Problem details: Looking at the listing beneath, work out how many lines hold "reverence" and report only that figure.

[Source records]
■ ■ ■ ■ ■

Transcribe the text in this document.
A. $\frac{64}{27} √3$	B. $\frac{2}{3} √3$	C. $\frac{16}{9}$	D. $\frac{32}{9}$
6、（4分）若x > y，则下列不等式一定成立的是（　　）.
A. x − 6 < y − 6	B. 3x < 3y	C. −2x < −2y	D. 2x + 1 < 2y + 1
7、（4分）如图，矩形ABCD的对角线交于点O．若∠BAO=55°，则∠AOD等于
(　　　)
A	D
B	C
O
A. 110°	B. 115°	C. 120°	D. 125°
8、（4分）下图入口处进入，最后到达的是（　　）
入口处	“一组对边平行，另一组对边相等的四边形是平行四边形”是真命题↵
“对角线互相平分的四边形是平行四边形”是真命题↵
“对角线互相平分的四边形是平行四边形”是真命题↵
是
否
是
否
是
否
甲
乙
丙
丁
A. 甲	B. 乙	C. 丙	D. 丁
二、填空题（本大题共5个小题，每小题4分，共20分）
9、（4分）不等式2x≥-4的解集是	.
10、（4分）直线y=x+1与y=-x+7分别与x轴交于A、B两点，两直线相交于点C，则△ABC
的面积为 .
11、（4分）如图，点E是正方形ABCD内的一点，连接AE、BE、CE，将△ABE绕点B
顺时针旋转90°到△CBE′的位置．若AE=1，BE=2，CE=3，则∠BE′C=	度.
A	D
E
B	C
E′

■ ■ ■ ■ ■

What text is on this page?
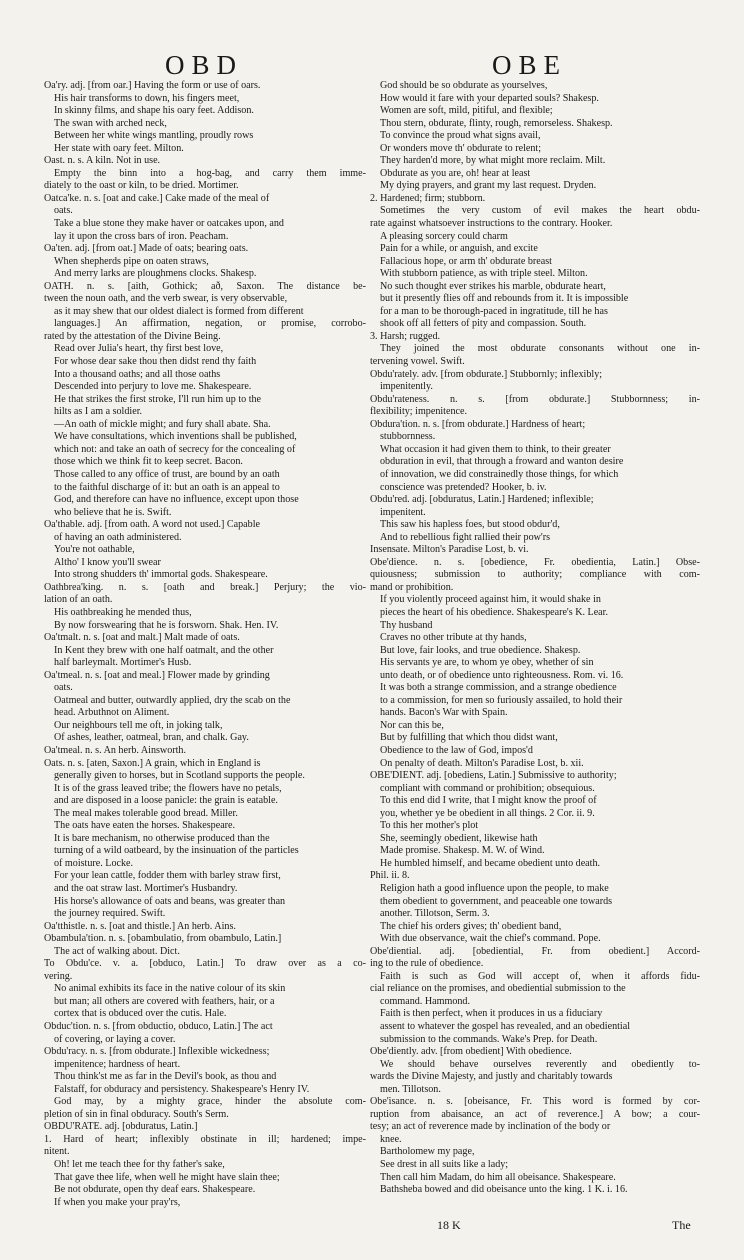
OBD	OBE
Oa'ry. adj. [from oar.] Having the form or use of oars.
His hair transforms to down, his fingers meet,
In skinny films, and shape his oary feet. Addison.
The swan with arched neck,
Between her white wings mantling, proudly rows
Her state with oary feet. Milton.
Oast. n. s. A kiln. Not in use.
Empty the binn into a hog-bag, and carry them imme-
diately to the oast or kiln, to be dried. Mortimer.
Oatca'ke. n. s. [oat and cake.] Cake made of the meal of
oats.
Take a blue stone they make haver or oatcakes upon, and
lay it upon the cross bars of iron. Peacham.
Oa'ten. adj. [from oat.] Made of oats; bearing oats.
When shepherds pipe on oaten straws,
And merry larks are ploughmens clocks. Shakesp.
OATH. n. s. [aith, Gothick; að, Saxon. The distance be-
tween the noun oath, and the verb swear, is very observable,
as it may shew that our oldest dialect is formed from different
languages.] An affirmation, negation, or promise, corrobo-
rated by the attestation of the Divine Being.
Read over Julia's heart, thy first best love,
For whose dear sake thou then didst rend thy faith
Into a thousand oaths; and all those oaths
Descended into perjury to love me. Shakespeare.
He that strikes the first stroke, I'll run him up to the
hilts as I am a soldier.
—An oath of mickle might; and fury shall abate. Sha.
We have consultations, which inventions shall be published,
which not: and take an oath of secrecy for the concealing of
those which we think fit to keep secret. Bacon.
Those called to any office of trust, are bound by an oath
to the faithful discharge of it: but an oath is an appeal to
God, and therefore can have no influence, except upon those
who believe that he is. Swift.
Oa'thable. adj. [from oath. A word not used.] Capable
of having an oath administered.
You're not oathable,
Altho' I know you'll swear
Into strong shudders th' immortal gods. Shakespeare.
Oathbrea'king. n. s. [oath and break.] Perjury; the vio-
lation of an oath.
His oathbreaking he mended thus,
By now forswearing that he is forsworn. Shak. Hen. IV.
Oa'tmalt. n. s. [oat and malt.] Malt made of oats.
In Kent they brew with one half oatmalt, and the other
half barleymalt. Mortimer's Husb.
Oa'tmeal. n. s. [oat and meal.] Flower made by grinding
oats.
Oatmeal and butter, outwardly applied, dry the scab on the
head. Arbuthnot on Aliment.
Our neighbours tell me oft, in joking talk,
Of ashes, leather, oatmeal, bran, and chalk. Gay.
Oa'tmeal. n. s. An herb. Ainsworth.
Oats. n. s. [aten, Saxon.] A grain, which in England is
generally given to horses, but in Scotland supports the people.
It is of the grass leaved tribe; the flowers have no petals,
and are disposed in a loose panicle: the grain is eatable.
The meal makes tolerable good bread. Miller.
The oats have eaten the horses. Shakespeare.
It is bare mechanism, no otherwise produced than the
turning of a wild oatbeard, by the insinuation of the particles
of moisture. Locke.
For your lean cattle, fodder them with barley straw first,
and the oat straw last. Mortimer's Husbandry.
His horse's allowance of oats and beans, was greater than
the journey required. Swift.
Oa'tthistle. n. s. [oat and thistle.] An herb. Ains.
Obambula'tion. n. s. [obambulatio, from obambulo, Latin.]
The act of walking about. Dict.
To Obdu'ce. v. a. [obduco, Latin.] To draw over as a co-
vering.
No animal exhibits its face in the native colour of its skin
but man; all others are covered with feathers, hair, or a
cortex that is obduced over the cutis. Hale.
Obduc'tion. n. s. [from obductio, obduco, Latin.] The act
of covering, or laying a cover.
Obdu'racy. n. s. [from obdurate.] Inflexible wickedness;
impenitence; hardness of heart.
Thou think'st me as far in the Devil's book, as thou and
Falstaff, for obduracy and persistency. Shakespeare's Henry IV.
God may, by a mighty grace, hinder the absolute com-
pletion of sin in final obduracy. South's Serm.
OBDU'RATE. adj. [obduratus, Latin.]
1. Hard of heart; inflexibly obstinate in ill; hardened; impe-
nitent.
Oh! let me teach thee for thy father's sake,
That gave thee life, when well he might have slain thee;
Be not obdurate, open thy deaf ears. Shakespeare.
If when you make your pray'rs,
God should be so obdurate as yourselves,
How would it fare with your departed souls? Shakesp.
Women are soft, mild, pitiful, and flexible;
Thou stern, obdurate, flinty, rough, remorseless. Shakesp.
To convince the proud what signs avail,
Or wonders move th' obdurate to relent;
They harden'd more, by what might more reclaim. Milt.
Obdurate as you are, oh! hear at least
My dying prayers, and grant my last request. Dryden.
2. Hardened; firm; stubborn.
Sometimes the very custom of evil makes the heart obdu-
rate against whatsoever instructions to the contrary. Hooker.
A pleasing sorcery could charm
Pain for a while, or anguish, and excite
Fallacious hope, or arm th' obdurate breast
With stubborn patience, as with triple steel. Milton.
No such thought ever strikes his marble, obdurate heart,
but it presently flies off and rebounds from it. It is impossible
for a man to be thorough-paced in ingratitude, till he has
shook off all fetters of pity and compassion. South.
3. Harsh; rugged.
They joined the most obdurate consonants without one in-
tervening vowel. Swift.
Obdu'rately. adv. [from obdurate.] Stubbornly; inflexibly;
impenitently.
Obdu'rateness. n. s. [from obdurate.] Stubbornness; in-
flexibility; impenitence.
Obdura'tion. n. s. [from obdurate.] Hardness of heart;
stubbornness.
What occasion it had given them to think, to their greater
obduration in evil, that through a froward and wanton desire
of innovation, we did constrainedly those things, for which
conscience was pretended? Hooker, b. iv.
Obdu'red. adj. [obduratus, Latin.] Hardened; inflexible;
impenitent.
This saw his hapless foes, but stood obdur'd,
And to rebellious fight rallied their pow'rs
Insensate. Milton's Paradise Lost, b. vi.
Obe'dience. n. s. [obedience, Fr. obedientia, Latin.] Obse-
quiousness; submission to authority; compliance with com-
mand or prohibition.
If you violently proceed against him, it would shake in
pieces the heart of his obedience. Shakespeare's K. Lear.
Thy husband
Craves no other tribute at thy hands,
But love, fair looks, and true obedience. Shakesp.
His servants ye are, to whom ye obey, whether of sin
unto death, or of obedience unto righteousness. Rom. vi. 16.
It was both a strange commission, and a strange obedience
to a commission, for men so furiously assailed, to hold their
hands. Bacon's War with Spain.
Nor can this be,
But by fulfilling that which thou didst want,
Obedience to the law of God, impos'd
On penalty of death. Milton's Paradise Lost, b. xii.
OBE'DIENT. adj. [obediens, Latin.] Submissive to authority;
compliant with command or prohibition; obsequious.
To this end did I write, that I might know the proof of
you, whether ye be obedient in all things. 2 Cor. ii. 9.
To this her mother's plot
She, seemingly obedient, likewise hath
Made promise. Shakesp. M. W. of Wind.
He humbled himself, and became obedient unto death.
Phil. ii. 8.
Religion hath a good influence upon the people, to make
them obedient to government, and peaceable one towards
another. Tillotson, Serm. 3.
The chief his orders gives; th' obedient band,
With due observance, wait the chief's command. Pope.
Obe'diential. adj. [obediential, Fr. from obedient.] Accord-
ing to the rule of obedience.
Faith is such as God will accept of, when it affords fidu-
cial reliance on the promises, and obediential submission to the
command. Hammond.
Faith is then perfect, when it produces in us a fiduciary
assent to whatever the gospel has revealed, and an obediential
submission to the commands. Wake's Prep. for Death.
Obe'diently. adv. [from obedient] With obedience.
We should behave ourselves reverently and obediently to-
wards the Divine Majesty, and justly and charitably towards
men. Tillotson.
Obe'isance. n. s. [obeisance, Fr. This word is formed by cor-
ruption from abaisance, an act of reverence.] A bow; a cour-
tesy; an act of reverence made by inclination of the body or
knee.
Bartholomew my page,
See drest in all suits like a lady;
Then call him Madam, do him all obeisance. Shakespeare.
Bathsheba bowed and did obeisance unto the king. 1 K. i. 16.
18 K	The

■ ■ ■ ■ ■

Full output: 2